* _AIM OF THE EXERCISE_:
Count how many lines of the material below have the word "показателей" and give only the number.

## START MATERIAL FOR THE TASK

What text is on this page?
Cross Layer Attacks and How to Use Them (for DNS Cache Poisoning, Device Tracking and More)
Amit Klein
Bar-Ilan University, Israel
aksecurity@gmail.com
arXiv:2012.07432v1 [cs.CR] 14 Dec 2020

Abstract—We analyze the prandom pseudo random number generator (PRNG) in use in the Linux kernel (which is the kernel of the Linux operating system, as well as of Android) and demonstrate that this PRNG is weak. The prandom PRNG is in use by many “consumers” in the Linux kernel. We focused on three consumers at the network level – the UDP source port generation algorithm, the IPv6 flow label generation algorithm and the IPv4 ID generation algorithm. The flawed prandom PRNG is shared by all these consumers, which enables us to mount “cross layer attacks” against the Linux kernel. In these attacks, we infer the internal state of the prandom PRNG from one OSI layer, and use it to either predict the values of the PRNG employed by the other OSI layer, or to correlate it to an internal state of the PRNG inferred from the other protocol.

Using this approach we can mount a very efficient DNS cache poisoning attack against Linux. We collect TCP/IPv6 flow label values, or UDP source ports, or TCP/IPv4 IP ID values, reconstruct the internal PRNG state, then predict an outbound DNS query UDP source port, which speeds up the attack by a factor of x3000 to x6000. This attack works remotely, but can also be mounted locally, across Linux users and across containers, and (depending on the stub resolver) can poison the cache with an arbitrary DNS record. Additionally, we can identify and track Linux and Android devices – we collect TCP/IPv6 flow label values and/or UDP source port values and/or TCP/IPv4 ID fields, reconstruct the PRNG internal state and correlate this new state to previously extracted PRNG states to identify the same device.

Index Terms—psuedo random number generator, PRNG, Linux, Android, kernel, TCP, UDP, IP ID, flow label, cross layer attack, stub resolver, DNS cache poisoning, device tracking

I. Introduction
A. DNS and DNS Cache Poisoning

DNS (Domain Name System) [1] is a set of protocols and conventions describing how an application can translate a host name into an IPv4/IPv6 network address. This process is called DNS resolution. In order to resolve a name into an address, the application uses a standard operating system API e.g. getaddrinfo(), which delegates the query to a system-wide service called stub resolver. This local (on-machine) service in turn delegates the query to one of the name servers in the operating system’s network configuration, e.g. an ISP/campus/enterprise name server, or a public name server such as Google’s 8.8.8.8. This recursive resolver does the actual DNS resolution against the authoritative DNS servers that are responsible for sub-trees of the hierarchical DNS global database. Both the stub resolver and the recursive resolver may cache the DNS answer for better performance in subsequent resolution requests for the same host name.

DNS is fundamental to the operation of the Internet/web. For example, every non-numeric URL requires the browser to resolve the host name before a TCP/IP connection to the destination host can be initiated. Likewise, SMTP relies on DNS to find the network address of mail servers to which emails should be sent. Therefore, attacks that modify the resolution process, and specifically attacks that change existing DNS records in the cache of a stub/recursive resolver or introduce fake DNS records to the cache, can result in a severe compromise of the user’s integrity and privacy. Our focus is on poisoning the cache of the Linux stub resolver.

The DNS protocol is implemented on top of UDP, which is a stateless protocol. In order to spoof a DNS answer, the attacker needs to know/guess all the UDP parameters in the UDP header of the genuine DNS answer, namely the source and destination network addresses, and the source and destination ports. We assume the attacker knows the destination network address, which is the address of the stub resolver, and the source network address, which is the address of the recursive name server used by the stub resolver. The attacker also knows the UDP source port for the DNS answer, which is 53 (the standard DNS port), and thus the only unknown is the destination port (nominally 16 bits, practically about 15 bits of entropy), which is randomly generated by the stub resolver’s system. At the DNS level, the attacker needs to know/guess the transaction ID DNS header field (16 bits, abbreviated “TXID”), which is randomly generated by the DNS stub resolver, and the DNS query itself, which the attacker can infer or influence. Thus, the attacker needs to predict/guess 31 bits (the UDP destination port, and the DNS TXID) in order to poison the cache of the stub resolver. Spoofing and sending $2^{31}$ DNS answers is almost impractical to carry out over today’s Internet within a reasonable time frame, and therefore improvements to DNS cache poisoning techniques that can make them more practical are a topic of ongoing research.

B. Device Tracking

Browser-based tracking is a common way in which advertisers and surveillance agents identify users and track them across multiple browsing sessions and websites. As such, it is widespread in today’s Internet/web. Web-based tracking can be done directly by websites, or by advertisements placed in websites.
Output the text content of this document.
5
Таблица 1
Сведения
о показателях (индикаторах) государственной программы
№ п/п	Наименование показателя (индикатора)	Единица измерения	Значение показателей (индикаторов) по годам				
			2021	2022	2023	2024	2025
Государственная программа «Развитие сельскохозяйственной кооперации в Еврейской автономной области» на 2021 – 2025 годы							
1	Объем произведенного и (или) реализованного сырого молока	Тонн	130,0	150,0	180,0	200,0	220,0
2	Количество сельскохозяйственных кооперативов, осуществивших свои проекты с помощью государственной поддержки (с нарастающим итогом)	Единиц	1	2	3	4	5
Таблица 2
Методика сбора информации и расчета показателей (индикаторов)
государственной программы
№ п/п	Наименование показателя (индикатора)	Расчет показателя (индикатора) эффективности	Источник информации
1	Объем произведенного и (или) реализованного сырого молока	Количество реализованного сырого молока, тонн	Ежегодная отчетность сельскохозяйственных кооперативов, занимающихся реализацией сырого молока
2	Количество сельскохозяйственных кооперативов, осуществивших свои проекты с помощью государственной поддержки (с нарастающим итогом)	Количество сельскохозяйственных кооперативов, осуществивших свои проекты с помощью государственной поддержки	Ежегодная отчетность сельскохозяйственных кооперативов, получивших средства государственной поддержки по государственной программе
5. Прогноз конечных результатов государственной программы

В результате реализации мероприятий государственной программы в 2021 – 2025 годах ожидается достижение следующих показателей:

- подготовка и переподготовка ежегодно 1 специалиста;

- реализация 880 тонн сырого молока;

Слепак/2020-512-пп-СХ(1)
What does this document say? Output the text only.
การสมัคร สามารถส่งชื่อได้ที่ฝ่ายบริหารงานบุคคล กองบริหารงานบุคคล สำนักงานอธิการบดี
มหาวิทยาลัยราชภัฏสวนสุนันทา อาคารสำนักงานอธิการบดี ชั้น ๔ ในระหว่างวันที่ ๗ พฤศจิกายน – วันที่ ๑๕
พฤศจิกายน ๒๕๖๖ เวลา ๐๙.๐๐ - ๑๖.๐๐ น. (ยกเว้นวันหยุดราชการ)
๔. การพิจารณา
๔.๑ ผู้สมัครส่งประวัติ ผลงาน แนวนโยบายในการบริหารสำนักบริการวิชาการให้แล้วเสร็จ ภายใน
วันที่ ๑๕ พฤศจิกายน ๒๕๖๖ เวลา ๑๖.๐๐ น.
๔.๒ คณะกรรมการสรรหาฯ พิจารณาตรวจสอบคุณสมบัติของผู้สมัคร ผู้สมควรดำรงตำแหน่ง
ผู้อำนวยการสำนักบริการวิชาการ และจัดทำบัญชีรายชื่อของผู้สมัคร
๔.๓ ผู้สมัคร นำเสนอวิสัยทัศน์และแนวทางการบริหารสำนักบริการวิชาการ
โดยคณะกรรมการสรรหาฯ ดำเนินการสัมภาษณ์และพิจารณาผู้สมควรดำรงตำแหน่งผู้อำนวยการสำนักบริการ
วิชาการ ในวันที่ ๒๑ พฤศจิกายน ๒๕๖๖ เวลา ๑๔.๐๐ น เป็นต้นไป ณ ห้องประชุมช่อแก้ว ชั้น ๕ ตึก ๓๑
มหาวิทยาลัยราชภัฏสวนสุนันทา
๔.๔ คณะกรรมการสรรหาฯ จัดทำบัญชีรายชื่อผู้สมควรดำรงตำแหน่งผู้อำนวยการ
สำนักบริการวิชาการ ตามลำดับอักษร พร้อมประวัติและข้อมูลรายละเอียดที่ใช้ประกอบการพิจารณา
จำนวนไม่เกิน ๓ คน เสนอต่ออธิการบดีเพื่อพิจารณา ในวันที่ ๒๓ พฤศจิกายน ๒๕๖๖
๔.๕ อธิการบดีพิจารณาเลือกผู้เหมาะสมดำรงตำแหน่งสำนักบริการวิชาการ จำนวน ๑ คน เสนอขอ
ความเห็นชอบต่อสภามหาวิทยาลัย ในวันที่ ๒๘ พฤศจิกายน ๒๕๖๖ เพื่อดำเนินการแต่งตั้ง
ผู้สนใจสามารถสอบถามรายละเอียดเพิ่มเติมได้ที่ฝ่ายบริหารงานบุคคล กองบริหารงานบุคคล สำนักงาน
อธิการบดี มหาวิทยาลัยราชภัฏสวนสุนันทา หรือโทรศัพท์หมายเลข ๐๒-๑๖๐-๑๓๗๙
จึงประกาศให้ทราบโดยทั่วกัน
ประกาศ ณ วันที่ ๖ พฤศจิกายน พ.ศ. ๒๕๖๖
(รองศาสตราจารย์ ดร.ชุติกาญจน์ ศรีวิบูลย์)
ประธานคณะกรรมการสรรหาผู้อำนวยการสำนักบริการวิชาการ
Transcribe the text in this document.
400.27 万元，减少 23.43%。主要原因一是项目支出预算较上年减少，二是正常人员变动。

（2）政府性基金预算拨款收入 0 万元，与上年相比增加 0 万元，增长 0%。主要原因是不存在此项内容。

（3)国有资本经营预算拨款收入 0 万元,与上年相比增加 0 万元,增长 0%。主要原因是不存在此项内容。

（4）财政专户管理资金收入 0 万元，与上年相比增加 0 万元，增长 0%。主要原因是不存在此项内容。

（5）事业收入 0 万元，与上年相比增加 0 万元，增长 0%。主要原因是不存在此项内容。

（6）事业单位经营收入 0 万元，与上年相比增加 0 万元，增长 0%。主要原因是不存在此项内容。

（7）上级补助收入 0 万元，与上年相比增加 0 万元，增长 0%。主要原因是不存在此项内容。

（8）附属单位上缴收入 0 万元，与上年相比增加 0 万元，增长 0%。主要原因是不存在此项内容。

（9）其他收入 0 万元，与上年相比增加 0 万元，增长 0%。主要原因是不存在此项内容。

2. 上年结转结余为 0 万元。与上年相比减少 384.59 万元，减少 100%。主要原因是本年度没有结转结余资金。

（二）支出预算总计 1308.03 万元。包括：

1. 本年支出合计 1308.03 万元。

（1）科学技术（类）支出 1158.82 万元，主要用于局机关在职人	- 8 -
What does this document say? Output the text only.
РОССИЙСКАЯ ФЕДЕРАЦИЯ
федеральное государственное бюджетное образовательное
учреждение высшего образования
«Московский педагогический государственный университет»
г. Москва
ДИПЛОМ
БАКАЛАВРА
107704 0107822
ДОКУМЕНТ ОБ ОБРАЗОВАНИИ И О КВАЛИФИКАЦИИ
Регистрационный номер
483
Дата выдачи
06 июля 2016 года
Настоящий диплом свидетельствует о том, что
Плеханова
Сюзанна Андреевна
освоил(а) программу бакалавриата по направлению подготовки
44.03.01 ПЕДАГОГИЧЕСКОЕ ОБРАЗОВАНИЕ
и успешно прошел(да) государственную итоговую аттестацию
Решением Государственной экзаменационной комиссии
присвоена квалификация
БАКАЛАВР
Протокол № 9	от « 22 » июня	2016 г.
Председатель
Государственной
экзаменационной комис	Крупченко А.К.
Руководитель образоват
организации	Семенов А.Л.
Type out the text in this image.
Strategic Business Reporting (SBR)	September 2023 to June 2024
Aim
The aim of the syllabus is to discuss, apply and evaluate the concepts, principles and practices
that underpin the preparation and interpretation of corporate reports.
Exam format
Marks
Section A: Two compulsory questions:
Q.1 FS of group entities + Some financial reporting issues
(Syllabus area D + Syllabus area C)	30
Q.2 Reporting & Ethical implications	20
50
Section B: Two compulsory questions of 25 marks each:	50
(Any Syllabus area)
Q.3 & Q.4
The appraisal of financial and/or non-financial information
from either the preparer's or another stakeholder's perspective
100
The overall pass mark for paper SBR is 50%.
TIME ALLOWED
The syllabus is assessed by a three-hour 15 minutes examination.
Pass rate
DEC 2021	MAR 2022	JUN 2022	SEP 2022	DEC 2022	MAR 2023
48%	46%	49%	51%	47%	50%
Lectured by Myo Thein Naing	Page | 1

## END MATERIAL FOR THE TASK

* _RESPONSE FOR THIS EXERCISE_:
3